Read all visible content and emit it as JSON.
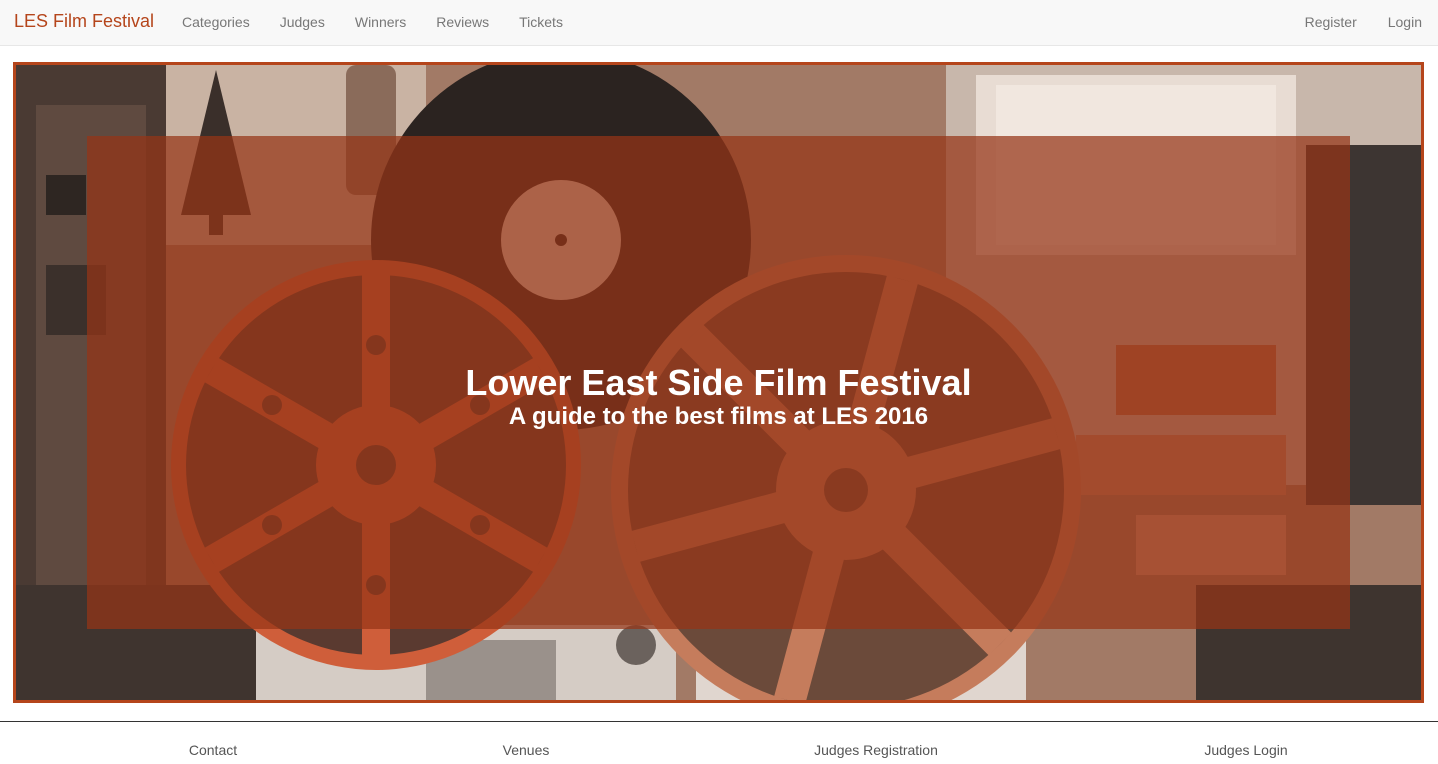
{
  "navbar": {
    "brand": "LES Film Festival",
    "left_items": [
      "Categories",
      "Judges",
      "Winners",
      "Reviews",
      "Tickets"
    ],
    "right_items": [
      "Register",
      "Login"
    ]
  },
  "hero": {
    "title": "Lower East Side Film Festival",
    "subtitle": "A guide to the best films at LES 2016"
  },
  "footer": {
    "links": [
      "Contact",
      "Venues",
      "Judges Registration",
      "Judges Login"
    ]
  },
  "colors": {
    "brand": "#b5451b",
    "hero_border": "#b5451b",
    "overlay": "#963416",
    "nav_text": "#777777"
  }
}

▬▬▬▬▬▬

#### What is needed
Reproduce all of the material exactly, apart from the pictures.

#### Reply to the exercise
Read all visible content and emit it as JSON.
{
  "navbar": {
    "brand": "LES Film Festival",
    "left_items": [
      "Categories",
      "Judges",
      "Winners",
      "Reviews",
      "Tickets"
    ],
    "right_items": [
      "Register",
      "Login"
    ]
  },
  "hero": {
    "title": "Lower East Side Film Festival",
    "subtitle": "A guide to the best films at LES 2016"
  },
  "footer": {
    "links": [
      "Contact",
      "Venues",
      "Judges Registration",
      "Judges Login"
    ]
  },
  "colors": {
    "brand": "#b5451b",
    "hero_border": "#b5451b",
    "overlay": "#963416",
    "nav_text": "#777777"
  }
}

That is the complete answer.